Substitute "REDUCE" for "RECYCLE" in everything from the first line down to the line containing "y-tick-label: 50 <box>401 67 423 92</box>", and give those lines again with nothing else changed.

◆ RECORDS
_ _ _ _ _

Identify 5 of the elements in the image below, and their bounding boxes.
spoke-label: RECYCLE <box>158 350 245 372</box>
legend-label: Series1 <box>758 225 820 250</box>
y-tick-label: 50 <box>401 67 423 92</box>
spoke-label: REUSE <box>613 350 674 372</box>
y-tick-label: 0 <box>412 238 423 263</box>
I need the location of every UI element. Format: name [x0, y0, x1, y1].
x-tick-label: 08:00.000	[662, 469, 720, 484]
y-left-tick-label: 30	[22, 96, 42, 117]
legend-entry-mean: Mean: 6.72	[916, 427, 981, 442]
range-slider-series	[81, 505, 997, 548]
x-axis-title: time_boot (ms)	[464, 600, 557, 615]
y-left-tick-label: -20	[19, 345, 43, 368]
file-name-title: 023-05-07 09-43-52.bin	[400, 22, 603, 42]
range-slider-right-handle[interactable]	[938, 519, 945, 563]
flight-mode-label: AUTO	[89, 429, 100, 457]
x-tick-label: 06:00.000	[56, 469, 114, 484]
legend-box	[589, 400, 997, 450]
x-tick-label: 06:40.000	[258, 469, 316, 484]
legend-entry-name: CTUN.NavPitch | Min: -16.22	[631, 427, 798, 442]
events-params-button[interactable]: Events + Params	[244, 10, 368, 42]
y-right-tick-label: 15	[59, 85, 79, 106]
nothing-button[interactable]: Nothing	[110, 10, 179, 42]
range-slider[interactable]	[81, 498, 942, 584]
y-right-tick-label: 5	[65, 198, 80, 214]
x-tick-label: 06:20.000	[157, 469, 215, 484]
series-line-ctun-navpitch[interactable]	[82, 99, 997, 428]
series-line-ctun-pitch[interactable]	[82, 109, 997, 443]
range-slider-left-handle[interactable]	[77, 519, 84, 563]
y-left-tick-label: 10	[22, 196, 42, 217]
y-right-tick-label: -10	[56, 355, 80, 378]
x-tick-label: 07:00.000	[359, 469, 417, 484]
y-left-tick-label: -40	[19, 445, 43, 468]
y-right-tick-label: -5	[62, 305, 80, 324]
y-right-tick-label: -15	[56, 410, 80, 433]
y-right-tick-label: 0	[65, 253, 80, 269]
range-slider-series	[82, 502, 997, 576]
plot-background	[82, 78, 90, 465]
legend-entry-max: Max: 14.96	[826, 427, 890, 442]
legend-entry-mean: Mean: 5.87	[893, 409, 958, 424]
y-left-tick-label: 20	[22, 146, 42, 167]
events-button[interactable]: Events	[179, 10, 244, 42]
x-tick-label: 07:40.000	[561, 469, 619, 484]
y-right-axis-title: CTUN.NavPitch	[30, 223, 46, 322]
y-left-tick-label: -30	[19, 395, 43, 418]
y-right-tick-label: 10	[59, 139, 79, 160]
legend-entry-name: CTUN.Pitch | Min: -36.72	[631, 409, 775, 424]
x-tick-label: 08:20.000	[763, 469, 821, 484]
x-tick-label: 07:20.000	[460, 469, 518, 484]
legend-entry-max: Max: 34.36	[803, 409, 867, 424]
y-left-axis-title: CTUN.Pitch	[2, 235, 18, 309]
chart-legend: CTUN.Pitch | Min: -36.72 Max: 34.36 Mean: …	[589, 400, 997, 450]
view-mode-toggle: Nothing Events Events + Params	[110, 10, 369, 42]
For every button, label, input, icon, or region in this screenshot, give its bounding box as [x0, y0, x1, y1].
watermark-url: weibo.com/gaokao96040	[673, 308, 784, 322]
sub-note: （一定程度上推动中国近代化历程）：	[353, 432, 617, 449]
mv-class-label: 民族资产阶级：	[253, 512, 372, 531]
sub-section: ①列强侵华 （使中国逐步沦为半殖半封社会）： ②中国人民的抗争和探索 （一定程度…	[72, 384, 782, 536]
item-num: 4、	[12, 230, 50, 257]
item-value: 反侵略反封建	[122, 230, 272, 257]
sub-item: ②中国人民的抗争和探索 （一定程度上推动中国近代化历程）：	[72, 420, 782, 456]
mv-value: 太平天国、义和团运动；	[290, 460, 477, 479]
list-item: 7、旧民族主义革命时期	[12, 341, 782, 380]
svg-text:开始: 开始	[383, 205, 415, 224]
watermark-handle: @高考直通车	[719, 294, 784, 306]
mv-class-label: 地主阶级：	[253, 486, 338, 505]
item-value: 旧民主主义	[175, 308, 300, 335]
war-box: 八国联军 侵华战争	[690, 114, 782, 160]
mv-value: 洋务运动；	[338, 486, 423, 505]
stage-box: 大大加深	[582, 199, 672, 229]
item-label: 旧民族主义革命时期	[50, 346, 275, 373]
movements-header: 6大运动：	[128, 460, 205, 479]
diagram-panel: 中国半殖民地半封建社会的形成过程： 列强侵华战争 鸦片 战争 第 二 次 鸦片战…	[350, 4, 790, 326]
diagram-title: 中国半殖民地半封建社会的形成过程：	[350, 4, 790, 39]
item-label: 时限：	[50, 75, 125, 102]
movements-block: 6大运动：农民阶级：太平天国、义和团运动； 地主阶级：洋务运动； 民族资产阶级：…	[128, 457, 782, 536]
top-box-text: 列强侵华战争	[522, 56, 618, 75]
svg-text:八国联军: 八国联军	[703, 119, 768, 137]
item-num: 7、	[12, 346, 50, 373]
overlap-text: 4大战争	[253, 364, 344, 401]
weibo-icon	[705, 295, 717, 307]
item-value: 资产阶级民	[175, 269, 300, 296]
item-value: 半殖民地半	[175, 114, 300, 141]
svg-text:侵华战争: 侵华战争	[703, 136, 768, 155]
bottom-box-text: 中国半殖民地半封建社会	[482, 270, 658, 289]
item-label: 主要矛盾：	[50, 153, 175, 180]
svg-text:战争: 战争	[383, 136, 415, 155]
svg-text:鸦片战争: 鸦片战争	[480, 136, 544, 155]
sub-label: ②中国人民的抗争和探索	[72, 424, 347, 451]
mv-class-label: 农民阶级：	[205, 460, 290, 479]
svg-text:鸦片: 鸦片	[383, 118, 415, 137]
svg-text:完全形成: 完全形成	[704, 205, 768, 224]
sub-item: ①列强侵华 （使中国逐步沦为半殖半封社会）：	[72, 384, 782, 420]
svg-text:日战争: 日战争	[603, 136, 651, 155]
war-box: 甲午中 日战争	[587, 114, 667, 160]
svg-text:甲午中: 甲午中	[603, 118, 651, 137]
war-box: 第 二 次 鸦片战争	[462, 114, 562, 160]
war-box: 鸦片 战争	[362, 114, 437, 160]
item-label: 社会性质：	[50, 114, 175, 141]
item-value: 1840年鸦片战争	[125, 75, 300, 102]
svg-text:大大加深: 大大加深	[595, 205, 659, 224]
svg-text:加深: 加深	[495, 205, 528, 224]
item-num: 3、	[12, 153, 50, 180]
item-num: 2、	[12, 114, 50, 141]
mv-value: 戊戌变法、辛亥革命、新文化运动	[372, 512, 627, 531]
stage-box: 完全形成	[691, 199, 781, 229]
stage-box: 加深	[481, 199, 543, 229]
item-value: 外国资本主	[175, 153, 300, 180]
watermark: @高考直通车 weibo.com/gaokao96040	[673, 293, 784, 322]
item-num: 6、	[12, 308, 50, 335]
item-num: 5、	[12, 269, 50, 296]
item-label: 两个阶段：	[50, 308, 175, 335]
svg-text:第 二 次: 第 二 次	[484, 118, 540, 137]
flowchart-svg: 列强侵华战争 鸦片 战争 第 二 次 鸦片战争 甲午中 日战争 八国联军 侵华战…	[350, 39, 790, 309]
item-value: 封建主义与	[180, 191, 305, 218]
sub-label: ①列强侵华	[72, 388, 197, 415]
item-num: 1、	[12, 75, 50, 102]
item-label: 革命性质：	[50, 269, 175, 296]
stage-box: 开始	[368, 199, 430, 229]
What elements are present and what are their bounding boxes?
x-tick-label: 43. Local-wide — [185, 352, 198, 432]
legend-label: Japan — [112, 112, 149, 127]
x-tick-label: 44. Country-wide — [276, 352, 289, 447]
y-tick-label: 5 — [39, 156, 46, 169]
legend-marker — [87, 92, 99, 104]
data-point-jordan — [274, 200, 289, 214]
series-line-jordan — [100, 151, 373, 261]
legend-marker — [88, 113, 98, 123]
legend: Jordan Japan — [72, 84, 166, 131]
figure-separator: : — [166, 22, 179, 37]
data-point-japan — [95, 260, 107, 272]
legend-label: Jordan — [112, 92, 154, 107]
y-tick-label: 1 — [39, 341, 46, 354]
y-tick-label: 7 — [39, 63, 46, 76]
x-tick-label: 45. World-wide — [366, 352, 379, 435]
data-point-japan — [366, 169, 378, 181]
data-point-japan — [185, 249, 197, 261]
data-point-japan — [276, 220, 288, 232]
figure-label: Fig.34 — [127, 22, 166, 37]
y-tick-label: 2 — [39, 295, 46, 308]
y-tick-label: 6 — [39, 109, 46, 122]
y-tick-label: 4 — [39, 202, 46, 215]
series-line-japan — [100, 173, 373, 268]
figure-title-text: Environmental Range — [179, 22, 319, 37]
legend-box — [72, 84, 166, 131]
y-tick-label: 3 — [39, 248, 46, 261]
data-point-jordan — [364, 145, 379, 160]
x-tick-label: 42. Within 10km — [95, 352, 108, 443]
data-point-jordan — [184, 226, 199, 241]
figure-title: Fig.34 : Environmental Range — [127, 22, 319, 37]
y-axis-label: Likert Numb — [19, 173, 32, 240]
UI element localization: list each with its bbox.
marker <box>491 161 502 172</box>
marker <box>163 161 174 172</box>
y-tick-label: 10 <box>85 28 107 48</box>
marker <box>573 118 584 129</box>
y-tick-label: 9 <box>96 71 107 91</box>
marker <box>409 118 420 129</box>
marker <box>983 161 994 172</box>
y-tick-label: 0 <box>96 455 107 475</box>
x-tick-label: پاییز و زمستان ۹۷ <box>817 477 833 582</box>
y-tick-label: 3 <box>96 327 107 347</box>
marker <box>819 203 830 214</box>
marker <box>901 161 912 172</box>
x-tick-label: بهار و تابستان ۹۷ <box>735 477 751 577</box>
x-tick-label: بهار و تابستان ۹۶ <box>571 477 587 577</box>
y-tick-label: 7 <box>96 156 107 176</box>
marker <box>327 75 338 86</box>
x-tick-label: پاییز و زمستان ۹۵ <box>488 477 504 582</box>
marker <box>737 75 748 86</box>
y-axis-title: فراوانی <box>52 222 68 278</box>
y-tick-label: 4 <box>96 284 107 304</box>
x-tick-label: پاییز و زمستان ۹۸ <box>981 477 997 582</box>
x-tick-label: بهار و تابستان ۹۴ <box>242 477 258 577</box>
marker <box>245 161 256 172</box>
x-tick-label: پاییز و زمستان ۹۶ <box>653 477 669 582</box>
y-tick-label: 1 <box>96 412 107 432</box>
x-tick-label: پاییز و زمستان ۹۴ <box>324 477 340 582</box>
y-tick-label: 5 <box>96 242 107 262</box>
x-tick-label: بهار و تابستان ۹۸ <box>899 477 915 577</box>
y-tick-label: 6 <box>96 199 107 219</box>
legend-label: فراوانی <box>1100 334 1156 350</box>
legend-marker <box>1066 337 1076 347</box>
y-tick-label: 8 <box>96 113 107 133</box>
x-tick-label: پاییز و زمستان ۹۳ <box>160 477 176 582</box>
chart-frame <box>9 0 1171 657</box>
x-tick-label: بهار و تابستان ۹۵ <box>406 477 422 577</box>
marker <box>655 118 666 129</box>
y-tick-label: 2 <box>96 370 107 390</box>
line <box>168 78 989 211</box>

_ _ _ _ _

◆ SOLUTION BELOW
Identify 5 of the elements in the image below, and their bounding boxes.
spoke-label: REDUCE <box>158 350 245 372</box>
legend-label: Series1 <box>758 225 820 250</box>
y-tick-label: 50 <box>401 67 423 92</box>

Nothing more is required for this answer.